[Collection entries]
"""

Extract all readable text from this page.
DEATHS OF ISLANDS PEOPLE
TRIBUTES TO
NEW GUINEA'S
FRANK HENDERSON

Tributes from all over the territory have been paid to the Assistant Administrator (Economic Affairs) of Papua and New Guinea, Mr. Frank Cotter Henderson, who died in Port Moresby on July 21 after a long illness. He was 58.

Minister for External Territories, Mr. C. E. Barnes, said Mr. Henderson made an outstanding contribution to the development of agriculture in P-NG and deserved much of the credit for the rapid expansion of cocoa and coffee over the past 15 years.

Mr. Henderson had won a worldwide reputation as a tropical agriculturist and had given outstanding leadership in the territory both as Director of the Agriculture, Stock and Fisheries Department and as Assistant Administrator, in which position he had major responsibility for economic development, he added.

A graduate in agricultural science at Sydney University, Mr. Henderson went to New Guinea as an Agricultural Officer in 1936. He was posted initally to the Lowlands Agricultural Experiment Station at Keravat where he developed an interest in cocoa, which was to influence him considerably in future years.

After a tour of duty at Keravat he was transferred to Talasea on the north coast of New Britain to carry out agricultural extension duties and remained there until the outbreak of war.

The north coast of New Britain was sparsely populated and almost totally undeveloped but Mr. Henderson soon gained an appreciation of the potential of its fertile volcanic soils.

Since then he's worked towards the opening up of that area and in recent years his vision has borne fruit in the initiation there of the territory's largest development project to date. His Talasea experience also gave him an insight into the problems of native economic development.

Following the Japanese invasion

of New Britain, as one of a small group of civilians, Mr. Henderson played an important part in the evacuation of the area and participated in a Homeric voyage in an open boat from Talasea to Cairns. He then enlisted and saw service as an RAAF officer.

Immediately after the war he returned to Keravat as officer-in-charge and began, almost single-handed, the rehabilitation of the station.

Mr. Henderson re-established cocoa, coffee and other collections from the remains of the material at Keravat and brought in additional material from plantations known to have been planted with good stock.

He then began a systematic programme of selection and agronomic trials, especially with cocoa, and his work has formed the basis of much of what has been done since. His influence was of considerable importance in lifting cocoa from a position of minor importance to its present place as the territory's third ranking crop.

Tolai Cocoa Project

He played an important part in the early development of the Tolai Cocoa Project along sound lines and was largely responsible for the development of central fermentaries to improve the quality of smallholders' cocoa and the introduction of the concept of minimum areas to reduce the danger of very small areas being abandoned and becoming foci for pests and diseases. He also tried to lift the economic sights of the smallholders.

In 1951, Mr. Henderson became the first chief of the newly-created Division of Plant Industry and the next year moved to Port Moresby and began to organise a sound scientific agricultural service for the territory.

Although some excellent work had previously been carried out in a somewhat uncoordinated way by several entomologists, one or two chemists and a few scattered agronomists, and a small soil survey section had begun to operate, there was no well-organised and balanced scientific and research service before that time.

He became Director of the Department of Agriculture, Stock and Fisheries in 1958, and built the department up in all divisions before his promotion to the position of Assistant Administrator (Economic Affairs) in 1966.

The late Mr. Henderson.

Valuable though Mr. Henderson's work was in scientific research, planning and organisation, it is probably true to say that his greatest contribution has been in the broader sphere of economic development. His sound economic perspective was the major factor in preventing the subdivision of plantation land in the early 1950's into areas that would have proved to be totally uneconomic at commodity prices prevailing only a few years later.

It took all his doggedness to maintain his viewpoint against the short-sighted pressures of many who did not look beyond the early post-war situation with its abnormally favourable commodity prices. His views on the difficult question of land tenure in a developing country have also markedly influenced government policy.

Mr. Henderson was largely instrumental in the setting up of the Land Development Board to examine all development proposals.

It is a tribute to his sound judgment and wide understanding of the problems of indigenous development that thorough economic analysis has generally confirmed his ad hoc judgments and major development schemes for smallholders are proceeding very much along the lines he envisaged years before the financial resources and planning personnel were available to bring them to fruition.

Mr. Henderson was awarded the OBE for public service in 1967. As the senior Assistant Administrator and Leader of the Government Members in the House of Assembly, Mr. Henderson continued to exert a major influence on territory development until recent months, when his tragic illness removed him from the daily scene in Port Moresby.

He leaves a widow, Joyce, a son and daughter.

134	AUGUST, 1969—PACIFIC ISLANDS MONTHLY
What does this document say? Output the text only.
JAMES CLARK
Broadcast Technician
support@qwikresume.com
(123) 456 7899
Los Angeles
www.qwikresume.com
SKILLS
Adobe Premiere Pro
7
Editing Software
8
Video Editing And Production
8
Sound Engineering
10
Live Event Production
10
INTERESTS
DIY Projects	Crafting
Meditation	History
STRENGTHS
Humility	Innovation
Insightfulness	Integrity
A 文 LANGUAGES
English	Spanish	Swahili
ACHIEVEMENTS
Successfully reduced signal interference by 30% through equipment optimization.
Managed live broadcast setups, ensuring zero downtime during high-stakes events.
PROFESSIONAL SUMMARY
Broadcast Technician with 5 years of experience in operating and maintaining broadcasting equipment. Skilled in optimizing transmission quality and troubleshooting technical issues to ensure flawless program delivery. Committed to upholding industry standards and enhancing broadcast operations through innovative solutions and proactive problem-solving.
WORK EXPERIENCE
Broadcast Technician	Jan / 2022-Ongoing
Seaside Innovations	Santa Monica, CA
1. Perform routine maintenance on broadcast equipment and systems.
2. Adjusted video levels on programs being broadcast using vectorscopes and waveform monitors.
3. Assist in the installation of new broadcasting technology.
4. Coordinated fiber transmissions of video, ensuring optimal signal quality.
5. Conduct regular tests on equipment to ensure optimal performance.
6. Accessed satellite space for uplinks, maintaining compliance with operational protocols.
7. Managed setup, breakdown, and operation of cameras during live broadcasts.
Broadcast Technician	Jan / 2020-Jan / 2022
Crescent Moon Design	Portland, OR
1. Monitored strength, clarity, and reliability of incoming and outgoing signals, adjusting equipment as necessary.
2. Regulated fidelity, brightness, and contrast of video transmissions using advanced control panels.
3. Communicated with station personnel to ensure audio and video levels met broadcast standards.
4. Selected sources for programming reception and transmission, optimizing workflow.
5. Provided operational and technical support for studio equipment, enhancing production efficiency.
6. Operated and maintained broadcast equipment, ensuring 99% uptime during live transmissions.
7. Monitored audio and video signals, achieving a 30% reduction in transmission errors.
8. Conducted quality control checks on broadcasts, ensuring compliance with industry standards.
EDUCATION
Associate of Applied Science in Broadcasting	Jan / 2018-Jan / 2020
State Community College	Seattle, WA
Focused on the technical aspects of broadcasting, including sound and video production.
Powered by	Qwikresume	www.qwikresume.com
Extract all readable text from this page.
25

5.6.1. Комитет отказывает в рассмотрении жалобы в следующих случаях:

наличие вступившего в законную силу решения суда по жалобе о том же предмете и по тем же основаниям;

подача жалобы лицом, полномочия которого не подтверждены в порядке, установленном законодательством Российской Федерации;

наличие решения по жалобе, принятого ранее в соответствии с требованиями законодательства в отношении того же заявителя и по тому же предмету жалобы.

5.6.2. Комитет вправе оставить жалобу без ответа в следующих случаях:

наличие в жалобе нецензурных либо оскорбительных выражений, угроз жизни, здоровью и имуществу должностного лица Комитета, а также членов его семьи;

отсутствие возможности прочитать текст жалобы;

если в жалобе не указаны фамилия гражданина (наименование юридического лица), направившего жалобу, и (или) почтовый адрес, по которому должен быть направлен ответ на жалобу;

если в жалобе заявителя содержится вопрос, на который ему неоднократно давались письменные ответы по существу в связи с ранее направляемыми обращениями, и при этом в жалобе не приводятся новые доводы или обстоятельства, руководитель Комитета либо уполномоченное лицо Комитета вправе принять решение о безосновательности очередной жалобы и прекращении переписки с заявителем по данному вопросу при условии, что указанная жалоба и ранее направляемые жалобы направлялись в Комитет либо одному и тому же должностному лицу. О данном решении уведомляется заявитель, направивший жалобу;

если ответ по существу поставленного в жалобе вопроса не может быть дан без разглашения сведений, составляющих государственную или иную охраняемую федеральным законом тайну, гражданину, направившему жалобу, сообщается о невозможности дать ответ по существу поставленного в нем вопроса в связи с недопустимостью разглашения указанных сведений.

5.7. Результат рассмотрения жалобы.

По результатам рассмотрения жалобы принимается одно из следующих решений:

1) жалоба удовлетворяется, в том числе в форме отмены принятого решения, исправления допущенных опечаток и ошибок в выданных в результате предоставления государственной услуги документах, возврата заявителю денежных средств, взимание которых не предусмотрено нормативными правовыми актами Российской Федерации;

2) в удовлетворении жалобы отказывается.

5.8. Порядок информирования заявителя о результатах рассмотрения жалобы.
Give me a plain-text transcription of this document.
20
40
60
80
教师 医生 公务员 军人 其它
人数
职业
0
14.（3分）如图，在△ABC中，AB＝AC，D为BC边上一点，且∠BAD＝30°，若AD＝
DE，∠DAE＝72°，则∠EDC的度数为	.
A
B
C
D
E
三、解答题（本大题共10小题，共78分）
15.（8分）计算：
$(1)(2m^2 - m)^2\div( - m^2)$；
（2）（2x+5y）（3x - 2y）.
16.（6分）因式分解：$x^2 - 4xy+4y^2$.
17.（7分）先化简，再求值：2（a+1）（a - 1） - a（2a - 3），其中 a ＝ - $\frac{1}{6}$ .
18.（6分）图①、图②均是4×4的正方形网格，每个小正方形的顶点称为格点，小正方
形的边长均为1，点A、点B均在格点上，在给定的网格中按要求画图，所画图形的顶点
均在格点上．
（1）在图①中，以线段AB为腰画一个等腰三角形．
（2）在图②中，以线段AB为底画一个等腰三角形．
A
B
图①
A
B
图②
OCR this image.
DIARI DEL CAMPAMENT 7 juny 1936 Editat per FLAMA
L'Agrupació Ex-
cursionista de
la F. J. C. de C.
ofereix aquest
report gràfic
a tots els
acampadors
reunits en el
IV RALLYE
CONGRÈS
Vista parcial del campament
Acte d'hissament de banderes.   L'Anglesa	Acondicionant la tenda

"""

- [What you are asked to do]
Give again, word for word, every line from the one holding "OCR this image." to the end of the data.

- [Output for this exercise]
OCR this image.
DIARI DEL CAMPAMENT 7 juny 1936 Editat per FLAMA
L'Agrupació Ex-
cursionista de
la F. J. C. de C.
ofereix aquest
report gràfic
a tots els
acampadors
reunits en el
IV RALLYE
CONGRÈS
Vista parcial del campament
Acte d'hissament de banderes.   L'Anglesa	Acondicionant la tenda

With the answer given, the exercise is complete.